#### YOUR GOAL
Every record here should be printed again exactly.

#### INFORMATION SHOWN
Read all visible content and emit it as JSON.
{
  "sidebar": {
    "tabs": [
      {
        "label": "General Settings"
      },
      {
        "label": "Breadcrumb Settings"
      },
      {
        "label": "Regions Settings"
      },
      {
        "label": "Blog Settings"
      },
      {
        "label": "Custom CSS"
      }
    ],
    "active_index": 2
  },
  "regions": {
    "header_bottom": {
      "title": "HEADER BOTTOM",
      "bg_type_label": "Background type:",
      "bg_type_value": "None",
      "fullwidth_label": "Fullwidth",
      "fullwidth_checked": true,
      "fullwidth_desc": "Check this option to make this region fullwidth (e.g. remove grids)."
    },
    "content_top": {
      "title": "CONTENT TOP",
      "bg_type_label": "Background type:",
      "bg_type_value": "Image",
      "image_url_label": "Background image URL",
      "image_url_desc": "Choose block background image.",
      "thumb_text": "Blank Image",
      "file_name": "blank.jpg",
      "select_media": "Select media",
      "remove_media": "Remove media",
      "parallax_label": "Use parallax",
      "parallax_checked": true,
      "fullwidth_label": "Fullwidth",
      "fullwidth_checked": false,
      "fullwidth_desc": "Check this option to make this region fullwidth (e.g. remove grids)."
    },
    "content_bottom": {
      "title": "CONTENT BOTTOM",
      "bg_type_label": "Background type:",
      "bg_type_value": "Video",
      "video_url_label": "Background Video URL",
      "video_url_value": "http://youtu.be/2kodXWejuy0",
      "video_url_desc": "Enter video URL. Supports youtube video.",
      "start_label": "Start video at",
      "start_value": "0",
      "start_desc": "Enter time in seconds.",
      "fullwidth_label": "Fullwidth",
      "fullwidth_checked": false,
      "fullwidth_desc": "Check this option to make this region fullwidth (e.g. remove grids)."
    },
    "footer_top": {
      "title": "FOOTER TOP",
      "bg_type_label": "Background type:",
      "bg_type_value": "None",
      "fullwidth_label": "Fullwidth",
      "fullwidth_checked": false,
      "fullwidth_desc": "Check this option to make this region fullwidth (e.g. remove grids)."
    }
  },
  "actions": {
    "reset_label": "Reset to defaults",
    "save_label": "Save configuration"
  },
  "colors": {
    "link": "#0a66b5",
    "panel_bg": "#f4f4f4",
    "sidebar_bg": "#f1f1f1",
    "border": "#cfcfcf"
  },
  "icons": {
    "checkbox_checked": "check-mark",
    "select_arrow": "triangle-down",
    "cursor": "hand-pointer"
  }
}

#### OUTPUT FOR THIS TASK
Read all visible content and emit it as JSON.
{
  "sidebar": {
    "tabs": [
      {
        "label": "General Settings"
      },
      {
        "label": "Breadcrumb Settings"
      },
      {
        "label": "Regions Settings"
      },
      {
        "label": "Blog Settings"
      },
      {
        "label": "Custom CSS"
      }
    ],
    "active_index": 2
  },
  "regions": {
    "header_bottom": {
      "title": "HEADER BOTTOM",
      "bg_type_label": "Background type:",
      "bg_type_value": "None",
      "fullwidth_label": "Fullwidth",
      "fullwidth_checked": true,
      "fullwidth_desc": "Check this option to make this region fullwidth (e.g. remove grids)."
    },
    "content_top": {
      "title": "CONTENT TOP",
      "bg_type_label": "Background type:",
      "bg_type_value": "Image",
      "image_url_label": "Background image URL",
      "image_url_desc": "Choose block background image.",
      "thumb_text": "Blank Image",
      "file_name": "blank.jpg",
      "select_media": "Select media",
      "remove_media": "Remove media",
      "parallax_label": "Use parallax",
      "parallax_checked": true,
      "fullwidth_label": "Fullwidth",
      "fullwidth_checked": false,
      "fullwidth_desc": "Check this option to make this region fullwidth (e.g. remove grids)."
    },
    "content_bottom": {
      "title": "CONTENT BOTTOM",
      "bg_type_label": "Background type:",
      "bg_type_value": "Video",
      "video_url_label": "Background Video URL",
      "video_url_value": "http://youtu.be/2kodXWejuy0",
      "video_url_desc": "Enter video URL. Supports youtube video.",
      "start_label": "Start video at",
      "start_value": "0",
      "start_desc": "Enter time in seconds.",
      "fullwidth_label": "Fullwidth",
      "fullwidth_checked": false,
      "fullwidth_desc": "Check this option to make this region fullwidth (e.g. remove grids)."
    },
    "footer_top": {
      "title": "FOOTER TOP",
      "bg_type_label": "Background type:",
      "bg_type_value": "None",
      "fullwidth_label": "Fullwidth",
      "fullwidth_checked": false,
      "fullwidth_desc": "Check this option to make this region fullwidth (e.g. remove grids)."
    }
  },
  "actions": {
    "reset_label": "Reset to defaults",
    "save_label": "Save configuration"
  },
  "colors": {
    "link": "#0a66b5",
    "panel_bg": "#f4f4f4",
    "sidebar_bg": "#f1f1f1",
    "border": "#cfcfcf"
  },
  "icons": {
    "checkbox_checked": "check-mark",
    "select_arrow": "triangle-down",
    "cursor": "hand-pointer"
  }
}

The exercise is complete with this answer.